Stated task:
Only the pictures are to be left out; set down the rest of the records exactly.

>> Begin

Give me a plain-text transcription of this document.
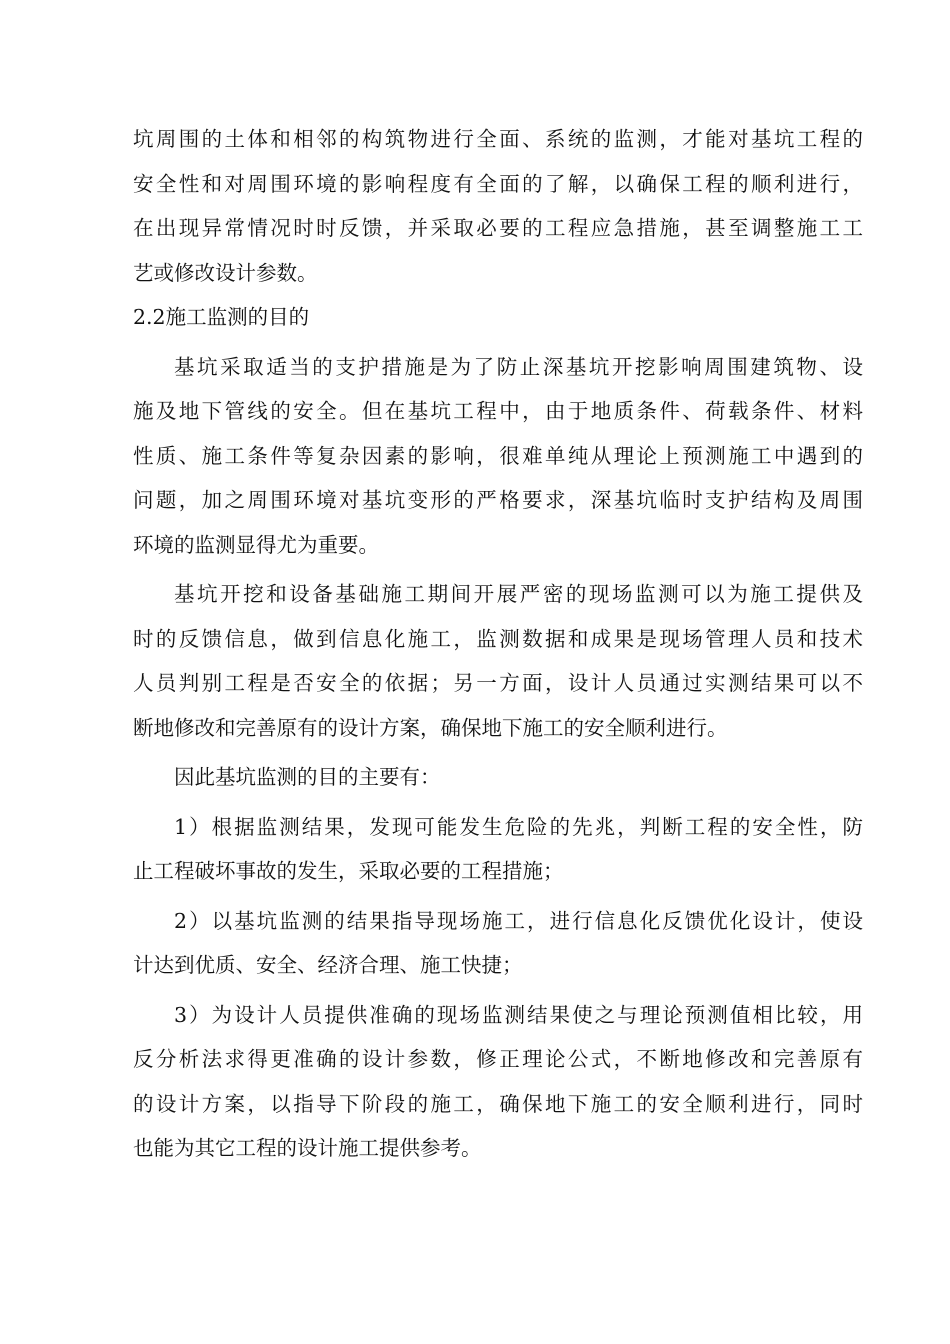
坑周围的土体和相邻的构筑物进行全面、系统的监测，才能对基坑工程的
安全性和对周围环境的影响程度有全面的了解，以确保工程的顺利进行，
在出现异常情况时时反馈，并采取必要的工程应急措施，甚至调整施工工
艺或修改设计参数。
2.2施工监测的目的
基坑采取适当的支护措施是为了防止深基坑开挖影响周围建筑物、设
施及地下管线的安全。但在基坑工程中，由于地质条件、荷载条件、材料
性质、施工条件等复杂因素的影响，很难单纯从理论上预测施工中遇到的
问题，加之周围环境对基坑变形的严格要求，深基坑临时支护结构及周围
环境的监测显得尤为重要。
基坑开挖和设备基础施工期间开展严密的现场监测可以为施工提供及
时的反馈信息，做到信息化施工，监测数据和成果是现场管理人员和技术
人员判别工程是否安全的依据；另一方面，设计人员通过实测结果可以不
断地修改和完善原有的设计方案，确保地下施工的安全顺利进行。
因此基坑监测的目的主要有：
1）根据监测结果，发现可能发生危险的先兆，判断工程的安全性，防
止工程破坏事故的发生，采取必要的工程措施；
2）以基坑监测的结果指导现场施工，进行信息化反馈优化设计，使设
计达到优质、安全、经济合理、施工快捷；
3）为设计人员提供准确的现场监测结果使之与理论预测值相比较，用
反分析法求得更准确的设计参数，修正理论公式，不断地修改和完善原有
的设计方案，以指导下阶段的施工，确保地下施工的安全顺利进行，同时
也能为其它工程的设计施工提供参考。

>> End

The response:
Give me a plain-text transcription of this document.
坑周围的土体和相邻的构筑物进行全面、系统的监测，才能对基坑工程的
安全性和对周围环境的影响程度有全面的了解，以确保工程的顺利进行，
在出现异常情况时时反馈，并采取必要的工程应急措施，甚至调整施工工
艺或修改设计参数。
2.2施工监测的目的
基坑采取适当的支护措施是为了防止深基坑开挖影响周围建筑物、设
施及地下管线的安全。但在基坑工程中，由于地质条件、荷载条件、材料
性质、施工条件等复杂因素的影响，很难单纯从理论上预测施工中遇到的
问题，加之周围环境对基坑变形的严格要求，深基坑临时支护结构及周围
环境的监测显得尤为重要。
基坑开挖和设备基础施工期间开展严密的现场监测可以为施工提供及
时的反馈信息，做到信息化施工，监测数据和成果是现场管理人员和技术
人员判别工程是否安全的依据；另一方面，设计人员通过实测结果可以不
断地修改和完善原有的设计方案，确保地下施工的安全顺利进行。
因此基坑监测的目的主要有：
1）根据监测结果，发现可能发生危险的先兆，判断工程的安全性，防
止工程破坏事故的发生，采取必要的工程措施；
2）以基坑监测的结果指导现场施工，进行信息化反馈优化设计，使设
计达到优质、安全、经济合理、施工快捷；
3）为设计人员提供准确的现场监测结果使之与理论预测值相比较，用
反分析法求得更准确的设计参数，修正理论公式，不断地修改和完善原有
的设计方案，以指导下阶段的施工，确保地下施工的安全顺利进行，同时
也能为其它工程的设计施工提供参考。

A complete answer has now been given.